== INSTRUCTIONS TO FOLLOW ==
Give every line of the data again, unchanged, but with no pictures.

== DATA PROVIDED ==
>>>>>

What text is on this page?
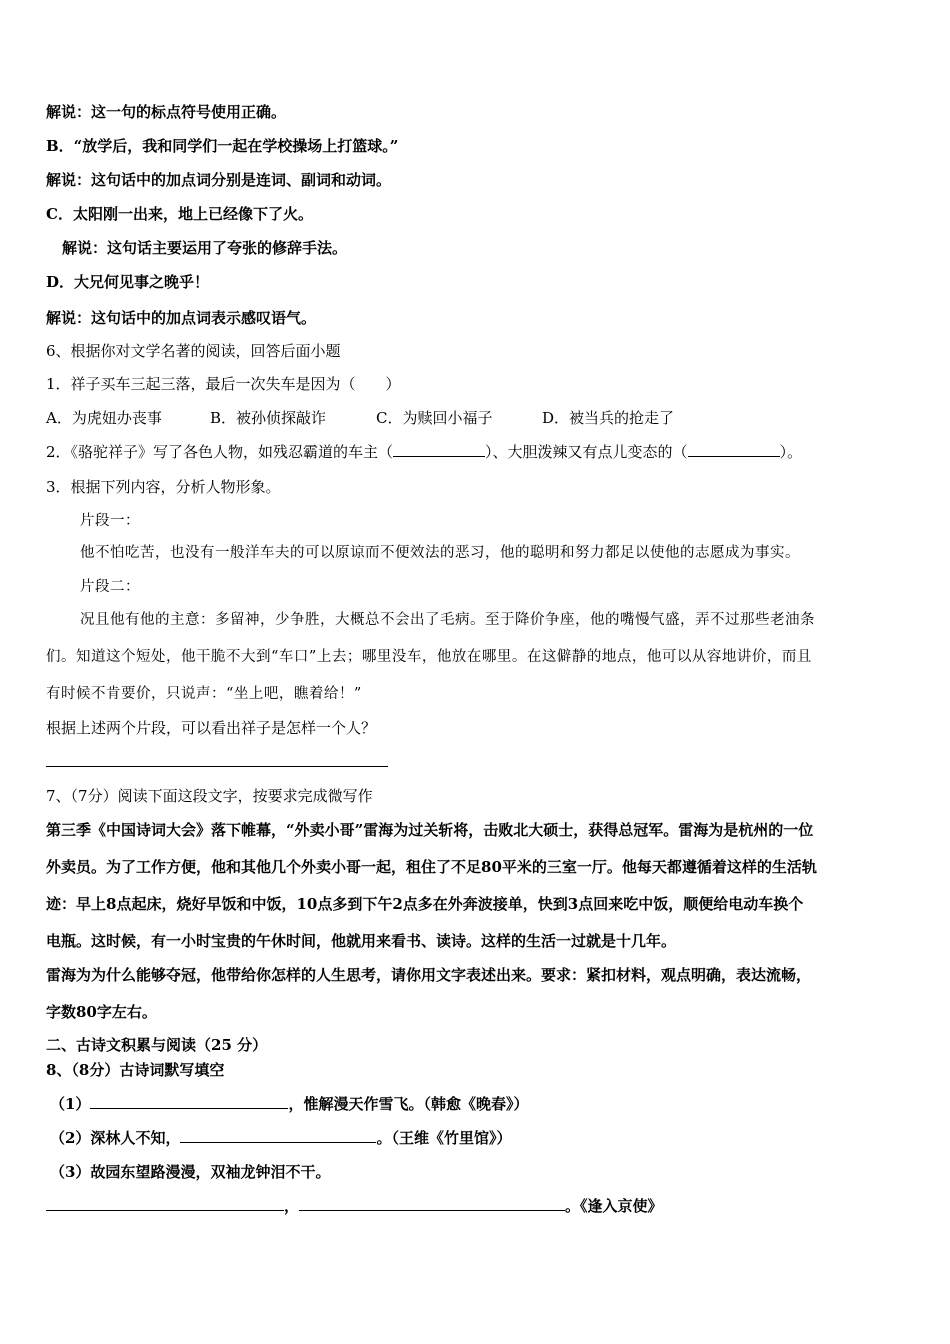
解说：这一句的标点符号使用正确。
B．“放学后，我和同学们一起在学校操场上打篮球。”
解说：这句话中的加点词分别是连词、副词和动词。
C．太阳刚一出来，地上已经像下了火。
解说：这句话主要运用了夸张的修辞手法。
D．大兄何见事之晚乎！
解说：这句话中的加点词表示感叹语气。
6、根据你对文学名著的阅读，回答后面小题
1．祥子买车三起三落，最后一次失车是因为（　　）
A．为虎妞办丧事	B．被孙侦探敲诈	C．为赎回小福子	D．被当兵的抢走了
2．《骆驼祥子》写了各色人物，如残忍霸道的车主（	）、大胆泼辣又有点儿变态的（	）。
3．根据下列内容，分析人物形象。
片段一：
他不怕吃苦，也没有一般洋车夫的可以原谅而不便效法的恶习，他的聪明和努力都足以使他的志愿成为事实。
片段二：
况且他有他的主意：多留神，少争胜，大概总不会出了毛病。至于降价争座，他的嘴慢气盛，弄不过那些老油条
们。知道这个短处，他干脆不大到“车口”上去；哪里没车，他放在哪里。在这僻静的地点，他可以从容地讲价，而且
有时候不肯要价，只说声：“坐上吧，瞧着给！”
根据上述两个片段，可以看出祥子是怎样一个人？
7、（7分）阅读下面这段文字，按要求完成微写作
第三季《中国诗词大会》落下帷幕，“外卖小哥”雷海为过关斩将，击败北大硕士，获得总冠军。雷海为是杭州的一位
外卖员。为了工作方便，他和其他几个外卖小哥一起，租住了不足80平米的三室一厅。他每天都遵循着这样的生活轨
迹：早上8点起床，烧好早饭和中饭，10点多到下午2点多在外奔波接单，快到3点回来吃中饭，顺便给电动车换个
电瓶。这时候，有一小时宝贵的午休时间，他就用来看书、读诗。这样的生活一过就是十几年。
雷海为为什么能够夺冠，他带给你怎样的人生思考，请你用文字表述出来。要求：紧扣材料，观点明确，表达流畅，
字数80字左右。
二、古诗文积累与阅读（25 分）
8、（8分）古诗词默写填空
（1）	，惟解漫天作雪飞。（韩愈《晚春》）
（2）深林人不知，	。（王维《竹里馆》）
（3）故园东望路漫漫，双袖龙钟泪不干。
，	。《逢入京使》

<<<<<

== REPLY TO THE TASK ==
What text is on this page?
解说：这一句的标点符号使用正确。
B．“放学后，我和同学们一起在学校操场上打篮球。”
解说：这句话中的加点词分别是连词、副词和动词。
C．太阳刚一出来，地上已经像下了火。
解说：这句话主要运用了夸张的修辞手法。
D．大兄何见事之晚乎！
解说：这句话中的加点词表示感叹语气。
6、根据你对文学名著的阅读，回答后面小题
1．祥子买车三起三落，最后一次失车是因为（　　）
A．为虎妞办丧事	B．被孙侦探敲诈	C．为赎回小福子	D．被当兵的抢走了
2．《骆驼祥子》写了各色人物，如残忍霸道的车主（	）、大胆泼辣又有点儿变态的（	）。
3．根据下列内容，分析人物形象。
片段一：
他不怕吃苦，也没有一般洋车夫的可以原谅而不便效法的恶习，他的聪明和努力都足以使他的志愿成为事实。
片段二：
况且他有他的主意：多留神，少争胜，大概总不会出了毛病。至于降价争座，他的嘴慢气盛，弄不过那些老油条
们。知道这个短处，他干脆不大到“车口”上去；哪里没车，他放在哪里。在这僻静的地点，他可以从容地讲价，而且
有时候不肯要价，只说声：“坐上吧，瞧着给！”
根据上述两个片段，可以看出祥子是怎样一个人？
7、（7分）阅读下面这段文字，按要求完成微写作
第三季《中国诗词大会》落下帷幕，“外卖小哥”雷海为过关斩将，击败北大硕士，获得总冠军。雷海为是杭州的一位
外卖员。为了工作方便，他和其他几个外卖小哥一起，租住了不足80平米的三室一厅。他每天都遵循着这样的生活轨
迹：早上8点起床，烧好早饭和中饭，10点多到下午2点多在外奔波接单，快到3点回来吃中饭，顺便给电动车换个
电瓶。这时候，有一小时宝贵的午休时间，他就用来看书、读诗。这样的生活一过就是十几年。
雷海为为什么能够夺冠，他带给你怎样的人生思考，请你用文字表述出来。要求：紧扣材料，观点明确，表达流畅，
字数80字左右。
二、古诗文积累与阅读（25 分）
8、（8分）古诗词默写填空
（1）	，惟解漫天作雪飞。（韩愈《晚春》）
（2）深林人不知，	。（王维《竹里馆》）
（3）故园东望路漫漫，双袖龙钟泪不干。
，	。《逢入京使》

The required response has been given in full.